Items from a dataset:

****************************************

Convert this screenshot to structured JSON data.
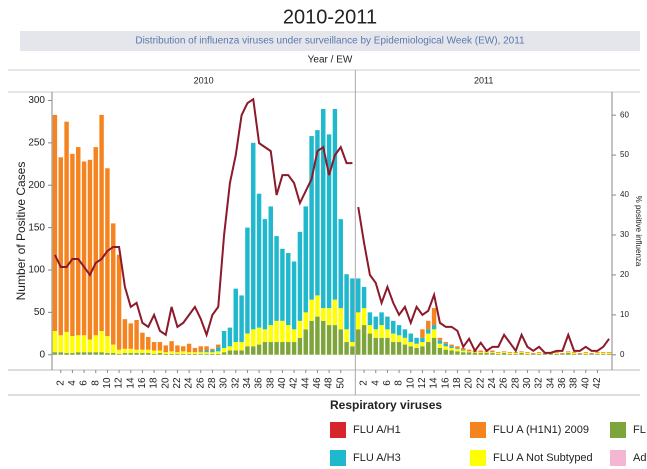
{
  "chart_data": {
    "type": "bar",
    "title": "2010-2011",
    "subtitle": "Distribution of influenza viruses under surveillance by Epidemiological Week (EW), 2011",
    "x_label": "Year  /  EW",
    "y_label": "Number of Positive Cases",
    "y2_label": "% positive influenza",
    "legend_title": "Respiratory viruses",
    "ylim": [
      -18,
      310
    ],
    "yticks": [
      0,
      50,
      100,
      150,
      200,
      250,
      300
    ],
    "y2lim": [
      -3.8,
      65.8
    ],
    "y2ticks": [
      0,
      10,
      20,
      30,
      40,
      50,
      60
    ],
    "line_color": "#8b1a2b",
    "panels": [
      {
        "label": "2010",
        "categories": [
          null,
          "2",
          null,
          "4",
          null,
          "6",
          null,
          "8",
          null,
          "10",
          null,
          "12",
          null,
          "14",
          null,
          "16",
          null,
          "18",
          null,
          "20",
          null,
          "22",
          null,
          "24",
          null,
          "26",
          null,
          "28",
          null,
          "30",
          null,
          "32",
          null,
          "34",
          null,
          "36",
          null,
          "38",
          null,
          "40",
          null,
          "42",
          null,
          "44",
          null,
          "46",
          null,
          "48",
          null,
          "50",
          null,
          null
        ],
        "line": [
          25,
          22,
          22,
          24,
          24,
          22,
          20,
          23,
          24,
          26,
          27,
          27,
          17,
          12,
          13,
          8,
          7,
          10,
          6,
          5,
          12,
          7,
          8,
          10,
          12,
          9,
          5,
          10,
          12,
          30,
          43,
          50,
          60,
          63,
          64,
          53,
          52,
          51,
          40,
          45,
          45,
          43,
          38,
          41,
          44,
          51,
          52,
          45,
          50,
          52,
          48,
          48
        ]
      },
      {
        "label": "2011",
        "categories": [
          null,
          "2",
          null,
          "4",
          null,
          "6",
          null,
          "8",
          null,
          "10",
          null,
          "12",
          null,
          "14",
          null,
          "16",
          null,
          "18",
          null,
          "20",
          null,
          "22",
          null,
          "24",
          null,
          "26",
          null,
          "28",
          null,
          "30",
          null,
          "32",
          null,
          "34",
          null,
          "36",
          null,
          "38",
          null,
          "40",
          null,
          "42",
          null,
          null
        ],
        "line": [
          37,
          28,
          20,
          18,
          13,
          17,
          13,
          10,
          12,
          8,
          12,
          10,
          11,
          15,
          8,
          7,
          7,
          6,
          2,
          4,
          1,
          3,
          1,
          2,
          2,
          5,
          3,
          1,
          5,
          2,
          1,
          2,
          0.5,
          0.5,
          1,
          1,
          5,
          1,
          1,
          2,
          1,
          1,
          2,
          4
        ]
      }
    ],
    "series": [
      {
        "name": "FLU A/H1",
        "color": "#d7252f"
      },
      {
        "name": "FLU A (H1N1) 2009",
        "color": "#f5831f",
        "values": [
          [
            255,
            210,
            248,
            215,
            222,
            205,
            212,
            222,
            255,
            198,
            143,
            112,
            35,
            30,
            35,
            20,
            15,
            10,
            10,
            8,
            12,
            8,
            6,
            10,
            5,
            6,
            5,
            2,
            3,
            0,
            0,
            0,
            0,
            0,
            0,
            0,
            0,
            0,
            0,
            0,
            0,
            0,
            0,
            0,
            0,
            0,
            0,
            0,
            0,
            0,
            0,
            0
          ],
          [
            0,
            0,
            0,
            0,
            0,
            0,
            0,
            0,
            0,
            0,
            0,
            10,
            10,
            20,
            3,
            2,
            2,
            2,
            2,
            2,
            2,
            2,
            1,
            2,
            1,
            1,
            1,
            1,
            1,
            1,
            1,
            1,
            1,
            1,
            1,
            1,
            1,
            1,
            1,
            1,
            1,
            1,
            1,
            1
          ]
        ]
      },
      {
        "name": "FL",
        "color": "#7da53c",
        "values": [
          [
            3,
            3,
            2,
            2,
            3,
            3,
            3,
            3,
            3,
            2,
            2,
            1,
            2,
            2,
            2,
            2,
            2,
            1,
            2,
            1,
            1,
            1,
            1,
            1,
            1,
            1,
            1,
            1,
            1,
            3,
            5,
            5,
            5,
            10,
            10,
            12,
            15,
            15,
            15,
            15,
            15,
            15,
            20,
            30,
            40,
            45,
            40,
            35,
            35,
            30,
            15,
            10
          ],
          [
            30,
            35,
            25,
            20,
            20,
            20,
            15,
            15,
            12,
            10,
            8,
            10,
            15,
            20,
            8,
            6,
            5,
            4,
            3,
            3,
            2,
            2,
            2,
            2,
            1,
            2,
            1,
            1,
            2,
            1,
            1,
            1,
            1,
            1,
            1,
            1,
            2,
            1,
            1,
            1,
            1,
            1,
            1,
            1
          ]
        ]
      },
      {
        "name": "FLU A/H3",
        "color": "#1fb8cc",
        "values": [
          [
            0,
            0,
            0,
            0,
            0,
            0,
            0,
            0,
            0,
            0,
            0,
            0,
            0,
            0,
            0,
            0,
            0,
            0,
            0,
            0,
            0,
            0,
            0,
            0,
            0,
            1,
            2,
            2,
            5,
            20,
            22,
            63,
            55,
            125,
            220,
            158,
            130,
            140,
            100,
            85,
            85,
            80,
            105,
            125,
            193,
            195,
            235,
            205,
            225,
            105,
            65,
            75
          ],
          [
            40,
            25,
            15,
            15,
            15,
            15,
            15,
            12,
            10,
            10,
            7,
            5,
            5,
            5,
            4,
            3,
            2,
            1,
            1,
            0,
            0,
            0,
            0,
            0,
            0,
            0,
            0,
            0,
            0,
            0,
            0,
            0,
            0,
            0,
            0,
            0,
            0,
            0,
            0,
            0,
            0,
            0,
            0,
            0
          ]
        ]
      },
      {
        "name": "FLU A Not Subtyped",
        "color": "#ffff00",
        "values": [
          [
            25,
            20,
            25,
            20,
            20,
            20,
            15,
            20,
            25,
            20,
            10,
            5,
            5,
            5,
            4,
            4,
            4,
            4,
            3,
            2,
            3,
            2,
            3,
            2,
            2,
            2,
            2,
            2,
            3,
            5,
            5,
            10,
            10,
            15,
            20,
            20,
            15,
            20,
            25,
            25,
            20,
            15,
            20,
            20,
            25,
            25,
            15,
            20,
            30,
            25,
            15,
            5
          ],
          [
            20,
            20,
            10,
            10,
            15,
            10,
            10,
            8,
            8,
            5,
            5,
            5,
            10,
            10,
            5,
            4,
            3,
            3,
            2,
            1,
            1,
            1,
            1,
            1,
            1,
            1,
            1,
            1,
            1,
            1,
            0,
            1,
            0,
            0,
            1,
            0,
            1,
            1,
            0,
            1,
            0,
            1,
            1,
            1
          ]
        ]
      },
      {
        "name": "Ad",
        "color": "#f4b6d2"
      }
    ]
  }
}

****************************************

YOUR INSTRUCTIONS: Give the number of lines in the records above in which the word "influenza" appears. Include no other text.

PROBLEM SOLUTION: 2